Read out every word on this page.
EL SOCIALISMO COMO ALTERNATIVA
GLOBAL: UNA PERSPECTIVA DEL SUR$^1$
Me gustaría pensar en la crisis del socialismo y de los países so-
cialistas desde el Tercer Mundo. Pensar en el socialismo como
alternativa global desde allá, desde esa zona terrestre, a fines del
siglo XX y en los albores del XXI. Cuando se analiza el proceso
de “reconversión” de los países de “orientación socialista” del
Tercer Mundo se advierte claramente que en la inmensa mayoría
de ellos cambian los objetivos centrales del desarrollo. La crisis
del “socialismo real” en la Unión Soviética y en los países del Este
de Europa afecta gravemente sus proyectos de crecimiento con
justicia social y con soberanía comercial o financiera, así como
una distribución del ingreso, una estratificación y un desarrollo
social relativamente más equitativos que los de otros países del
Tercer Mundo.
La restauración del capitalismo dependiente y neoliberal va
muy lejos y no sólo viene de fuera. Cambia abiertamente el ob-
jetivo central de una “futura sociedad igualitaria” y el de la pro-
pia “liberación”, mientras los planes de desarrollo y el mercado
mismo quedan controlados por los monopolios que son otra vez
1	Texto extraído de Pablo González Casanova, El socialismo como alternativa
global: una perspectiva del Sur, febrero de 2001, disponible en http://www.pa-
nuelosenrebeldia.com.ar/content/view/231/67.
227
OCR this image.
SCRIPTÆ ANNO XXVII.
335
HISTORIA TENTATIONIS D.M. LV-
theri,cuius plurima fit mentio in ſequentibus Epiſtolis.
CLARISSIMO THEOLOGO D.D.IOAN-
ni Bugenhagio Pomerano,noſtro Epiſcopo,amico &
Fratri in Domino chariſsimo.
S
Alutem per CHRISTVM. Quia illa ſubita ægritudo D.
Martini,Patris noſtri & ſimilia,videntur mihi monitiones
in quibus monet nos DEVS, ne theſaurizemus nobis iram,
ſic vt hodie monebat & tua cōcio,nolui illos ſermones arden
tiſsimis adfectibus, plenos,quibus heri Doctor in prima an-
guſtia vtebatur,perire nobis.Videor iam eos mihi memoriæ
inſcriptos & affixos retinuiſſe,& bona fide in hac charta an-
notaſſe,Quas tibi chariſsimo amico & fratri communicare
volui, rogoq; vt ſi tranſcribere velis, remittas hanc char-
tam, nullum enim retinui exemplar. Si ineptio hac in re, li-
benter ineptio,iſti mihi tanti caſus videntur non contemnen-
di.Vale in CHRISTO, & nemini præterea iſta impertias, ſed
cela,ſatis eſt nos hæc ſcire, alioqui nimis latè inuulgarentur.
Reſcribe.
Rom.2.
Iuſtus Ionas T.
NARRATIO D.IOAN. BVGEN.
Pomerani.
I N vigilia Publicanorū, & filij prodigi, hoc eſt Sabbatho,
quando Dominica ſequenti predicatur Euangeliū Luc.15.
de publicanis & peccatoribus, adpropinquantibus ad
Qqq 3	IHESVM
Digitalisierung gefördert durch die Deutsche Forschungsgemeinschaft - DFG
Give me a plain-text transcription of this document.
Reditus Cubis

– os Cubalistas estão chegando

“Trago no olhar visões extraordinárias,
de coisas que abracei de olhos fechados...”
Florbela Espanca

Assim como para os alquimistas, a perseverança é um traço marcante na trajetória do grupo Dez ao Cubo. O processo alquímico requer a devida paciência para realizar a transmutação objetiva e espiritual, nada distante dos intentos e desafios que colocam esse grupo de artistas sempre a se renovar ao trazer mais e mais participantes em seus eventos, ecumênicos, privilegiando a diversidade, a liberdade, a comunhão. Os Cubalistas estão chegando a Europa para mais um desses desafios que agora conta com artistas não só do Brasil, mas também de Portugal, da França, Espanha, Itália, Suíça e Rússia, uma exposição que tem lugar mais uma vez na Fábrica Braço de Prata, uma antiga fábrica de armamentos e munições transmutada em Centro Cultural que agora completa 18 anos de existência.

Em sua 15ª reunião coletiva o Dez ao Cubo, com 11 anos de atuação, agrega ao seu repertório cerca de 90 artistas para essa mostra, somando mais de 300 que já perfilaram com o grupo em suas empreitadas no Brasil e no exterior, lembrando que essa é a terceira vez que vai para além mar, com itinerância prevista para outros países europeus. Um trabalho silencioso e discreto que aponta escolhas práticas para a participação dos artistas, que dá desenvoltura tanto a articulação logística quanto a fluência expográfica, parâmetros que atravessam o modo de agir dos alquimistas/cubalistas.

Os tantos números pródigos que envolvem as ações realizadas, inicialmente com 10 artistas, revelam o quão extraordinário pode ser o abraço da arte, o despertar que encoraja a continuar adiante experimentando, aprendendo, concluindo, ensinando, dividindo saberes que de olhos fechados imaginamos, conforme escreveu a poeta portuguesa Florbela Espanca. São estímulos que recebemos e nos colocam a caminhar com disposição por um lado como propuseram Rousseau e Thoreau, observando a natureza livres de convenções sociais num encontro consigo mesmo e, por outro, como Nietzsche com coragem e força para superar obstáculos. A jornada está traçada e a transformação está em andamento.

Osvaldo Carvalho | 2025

Aim ▸ Return the listing above in its exact form.

The solution ▸
Read out every word on this page.
EL SOCIALISMO COMO ALTERNATIVA
GLOBAL: UNA PERSPECTIVA DEL SUR$^1$
Me gustaría pensar en la crisis del socialismo y de los países so-
cialistas desde el Tercer Mundo. Pensar en el socialismo como
alternativa global desde allá, desde esa zona terrestre, a fines del
siglo XX y en los albores del XXI. Cuando se analiza el proceso
de “reconversión” de los países de “orientación socialista” del
Tercer Mundo se advierte claramente que en la inmensa mayoría
de ellos cambian los objetivos centrales del desarrollo. La crisis
del “socialismo real” en la Unión Soviética y en los países del Este
de Europa afecta gravemente sus proyectos de crecimiento con
justicia social y con soberanía comercial o financiera, así como
una distribución del ingreso, una estratificación y un desarrollo
social relativamente más equitativos que los de otros países del
Tercer Mundo.
La restauración del capitalismo dependiente y neoliberal va
muy lejos y no sólo viene de fuera. Cambia abiertamente el ob-
jetivo central de una “futura sociedad igualitaria” y el de la pro-
pia “liberación”, mientras los planes de desarrollo y el mercado
mismo quedan controlados por los monopolios que son otra vez
1	Texto extraído de Pablo González Casanova, El socialismo como alternativa
global: una perspectiva del Sur, febrero de 2001, disponible en http://www.pa-
nuelosenrebeldia.com.ar/content/view/231/67.
227
OCR this image.
SCRIPTÆ ANNO XXVII.
335
HISTORIA TENTATIONIS D.M. LV-
theri,cuius plurima fit mentio in ſequentibus Epiſtolis.
CLARISSIMO THEOLOGO D.D.IOAN-
ni Bugenhagio Pomerano,noſtro Epiſcopo,amico &
Fratri in Domino chariſsimo.
S
Alutem per CHRISTVM. Quia illa ſubita ægritudo D.
Martini,Patris noſtri & ſimilia,videntur mihi monitiones
in quibus monet nos DEVS, ne theſaurizemus nobis iram,
ſic vt hodie monebat & tua cōcio,nolui illos ſermones arden
tiſsimis adfectibus, plenos,quibus heri Doctor in prima an-
guſtia vtebatur,perire nobis.Videor iam eos mihi memoriæ
inſcriptos & affixos retinuiſſe,& bona fide in hac charta an-
notaſſe,Quas tibi chariſsimo amico & fratri communicare
volui, rogoq; vt ſi tranſcribere velis, remittas hanc char-
tam, nullum enim retinui exemplar. Si ineptio hac in re, li-
benter ineptio,iſti mihi tanti caſus videntur non contemnen-
di.Vale in CHRISTO, & nemini præterea iſta impertias, ſed
cela,ſatis eſt nos hæc ſcire, alioqui nimis latè inuulgarentur.
Reſcribe.
Rom.2.
Iuſtus Ionas T.
NARRATIO D.IOAN. BVGEN.
Pomerani.
I N vigilia Publicanorū, & filij prodigi, hoc eſt Sabbatho,
quando Dominica ſequenti predicatur Euangeliū Luc.15.
de publicanis & peccatoribus, adpropinquantibus ad
Qqq 3	IHESVM
Digitalisierung gefördert durch die Deutsche Forschungsgemeinschaft - DFG
Give me a plain-text transcription of this document.
Reditus Cubis

– os Cubalistas estão chegando

“Trago no olhar visões extraordinárias,
de coisas que abracei de olhos fechados...”
Florbela Espanca

Assim como para os alquimistas, a perseverança é um traço marcante na trajetória do grupo Dez ao Cubo. O processo alquímico requer a devida paciência para realizar a transmutação objetiva e espiritual, nada distante dos intentos e desafios que colocam esse grupo de artistas sempre a se renovar ao trazer mais e mais participantes em seus eventos, ecumênicos, privilegiando a diversidade, a liberdade, a comunhão. Os Cubalistas estão chegando a Europa para mais um desses desafios que agora conta com artistas não só do Brasil, mas também de Portugal, da França, Espanha, Itália, Suíça e Rússia, uma exposição que tem lugar mais uma vez na Fábrica Braço de Prata, uma antiga fábrica de armamentos e munições transmutada em Centro Cultural que agora completa 18 anos de existência.

Em sua 15ª reunião coletiva o Dez ao Cubo, com 11 anos de atuação, agrega ao seu repertório cerca de 90 artistas para essa mostra, somando mais de 300 que já perfilaram com o grupo em suas empreitadas no Brasil e no exterior, lembrando que essa é a terceira vez que vai para além mar, com itinerância prevista para outros países europeus. Um trabalho silencioso e discreto que aponta escolhas práticas para a participação dos artistas, que dá desenvoltura tanto a articulação logística quanto a fluência expográfica, parâmetros que atravessam o modo de agir dos alquimistas/cubalistas.

Os tantos números pródigos que envolvem as ações realizadas, inicialmente com 10 artistas, revelam o quão extraordinário pode ser o abraço da arte, o despertar que encoraja a continuar adiante experimentando, aprendendo, concluindo, ensinando, dividindo saberes que de olhos fechados imaginamos, conforme escreveu a poeta portuguesa Florbela Espanca. São estímulos que recebemos e nos colocam a caminhar com disposição por um lado como propuseram Rousseau e Thoreau, observando a natureza livres de convenções sociais num encontro consigo mesmo e, por outro, como Nietzsche com coragem e força para superar obstáculos. A jornada está traçada e a transformação está em andamento.

Osvaldo Carvalho | 2025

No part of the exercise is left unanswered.